Goal
Transcribe each record below word for word.

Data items
== == ==

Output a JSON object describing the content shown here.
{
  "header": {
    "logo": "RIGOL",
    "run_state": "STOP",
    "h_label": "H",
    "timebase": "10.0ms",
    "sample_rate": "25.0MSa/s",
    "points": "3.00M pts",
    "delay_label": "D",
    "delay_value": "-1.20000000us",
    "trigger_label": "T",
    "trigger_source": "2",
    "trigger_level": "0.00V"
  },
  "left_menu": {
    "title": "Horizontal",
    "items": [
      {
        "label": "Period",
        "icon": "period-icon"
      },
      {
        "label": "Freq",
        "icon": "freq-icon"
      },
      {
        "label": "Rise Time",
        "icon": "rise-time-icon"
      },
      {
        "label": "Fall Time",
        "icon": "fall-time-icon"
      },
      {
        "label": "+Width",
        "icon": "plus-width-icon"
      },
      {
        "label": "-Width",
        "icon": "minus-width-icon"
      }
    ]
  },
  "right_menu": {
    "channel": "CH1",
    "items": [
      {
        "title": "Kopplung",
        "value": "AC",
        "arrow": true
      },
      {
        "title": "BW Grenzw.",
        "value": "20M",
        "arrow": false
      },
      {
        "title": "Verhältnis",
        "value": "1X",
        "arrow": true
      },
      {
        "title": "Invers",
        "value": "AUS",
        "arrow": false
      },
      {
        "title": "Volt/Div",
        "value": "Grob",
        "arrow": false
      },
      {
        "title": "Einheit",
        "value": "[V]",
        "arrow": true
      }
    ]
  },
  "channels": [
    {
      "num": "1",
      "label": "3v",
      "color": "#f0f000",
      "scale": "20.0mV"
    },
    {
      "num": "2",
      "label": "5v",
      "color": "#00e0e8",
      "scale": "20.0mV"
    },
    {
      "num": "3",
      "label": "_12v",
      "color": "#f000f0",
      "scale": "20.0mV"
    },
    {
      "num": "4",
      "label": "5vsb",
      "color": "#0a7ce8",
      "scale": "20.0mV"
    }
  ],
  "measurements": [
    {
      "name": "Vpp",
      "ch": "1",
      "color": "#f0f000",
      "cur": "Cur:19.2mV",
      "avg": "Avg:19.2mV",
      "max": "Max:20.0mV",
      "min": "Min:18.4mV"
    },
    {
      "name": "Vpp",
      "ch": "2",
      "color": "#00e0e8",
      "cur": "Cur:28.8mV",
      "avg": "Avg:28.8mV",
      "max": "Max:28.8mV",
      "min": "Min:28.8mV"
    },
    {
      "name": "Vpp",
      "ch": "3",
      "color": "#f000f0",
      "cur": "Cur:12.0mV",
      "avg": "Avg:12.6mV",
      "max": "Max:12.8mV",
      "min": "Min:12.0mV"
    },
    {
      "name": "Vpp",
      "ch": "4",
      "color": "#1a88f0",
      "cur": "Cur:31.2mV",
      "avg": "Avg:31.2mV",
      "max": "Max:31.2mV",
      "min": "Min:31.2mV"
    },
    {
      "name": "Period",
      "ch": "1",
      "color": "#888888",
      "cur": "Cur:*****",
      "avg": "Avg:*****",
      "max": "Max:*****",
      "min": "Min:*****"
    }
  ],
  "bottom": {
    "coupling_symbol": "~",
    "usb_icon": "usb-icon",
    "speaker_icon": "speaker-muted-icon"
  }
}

== == ==

Expected answer
Output a JSON object describing the content shown here.
{
  "header": {
    "logo": "RIGOL",
    "run_state": "STOP",
    "h_label": "H",
    "timebase": "10.0ms",
    "sample_rate": "25.0MSa/s",
    "points": "3.00M pts",
    "delay_label": "D",
    "delay_value": "-1.20000000us",
    "trigger_label": "T",
    "trigger_source": "2",
    "trigger_level": "0.00V"
  },
  "left_menu": {
    "title": "Horizontal",
    "items": [
      {
        "label": "Period",
        "icon": "period-icon"
      },
      {
        "label": "Freq",
        "icon": "freq-icon"
      },
      {
        "label": "Rise Time",
        "icon": "rise-time-icon"
      },
      {
        "label": "Fall Time",
        "icon": "fall-time-icon"
      },
      {
        "label": "+Width",
        "icon": "plus-width-icon"
      },
      {
        "label": "-Width",
        "icon": "minus-width-icon"
      }
    ]
  },
  "right_menu": {
    "channel": "CH1",
    "items": [
      {
        "title": "Kopplung",
        "value": "AC",
        "arrow": true
      },
      {
        "title": "BW Grenzw.",
        "value": "20M",
        "arrow": false
      },
      {
        "title": "Verhältnis",
        "value": "1X",
        "arrow": true
      },
      {
        "title": "Invers",
        "value": "AUS",
        "arrow": false
      },
      {
        "title": "Volt/Div",
        "value": "Grob",
        "arrow": false
      },
      {
        "title": "Einheit",
        "value": "[V]",
        "arrow": true
      }
    ]
  },
  "channels": [
    {
      "num": "1",
      "label": "3v",
      "color": "#f0f000",
      "scale": "20.0mV"
    },
    {
      "num": "2",
      "label": "5v",
      "color": "#00e0e8",
      "scale": "20.0mV"
    },
    {
      "num": "3",
      "label": "_12v",
      "color": "#f000f0",
      "scale": "20.0mV"
    },
    {
      "num": "4",
      "label": "5vsb",
      "color": "#0a7ce8",
      "scale": "20.0mV"
    }
  ],
  "measurements": [
    {
      "name": "Vpp",
      "ch": "1",
      "color": "#f0f000",
      "cur": "Cur:19.2mV",
      "avg": "Avg:19.2mV",
      "max": "Max:20.0mV",
      "min": "Min:18.4mV"
    },
    {
      "name": "Vpp",
      "ch": "2",
      "color": "#00e0e8",
      "cur": "Cur:28.8mV",
      "avg": "Avg:28.8mV",
      "max": "Max:28.8mV",
      "min": "Min:28.8mV"
    },
    {
      "name": "Vpp",
      "ch": "3",
      "color": "#f000f0",
      "cur": "Cur:12.0mV",
      "avg": "Avg:12.6mV",
      "max": "Max:12.8mV",
      "min": "Min:12.0mV"
    },
    {
      "name": "Vpp",
      "ch": "4",
      "color": "#1a88f0",
      "cur": "Cur:31.2mV",
      "avg": "Avg:31.2mV",
      "max": "Max:31.2mV",
      "min": "Min:31.2mV"
    },
    {
      "name": "Period",
      "ch": "1",
      "color": "#888888",
      "cur": "Cur:*****",
      "avg": "Avg:*****",
      "max": "Max:*****",
      "min": "Min:*****"
    }
  ],
  "bottom": {
    "coupling_symbol": "~",
    "usb_icon": "usb-icon",
    "speaker_icon": "speaker-muted-icon"
  }
}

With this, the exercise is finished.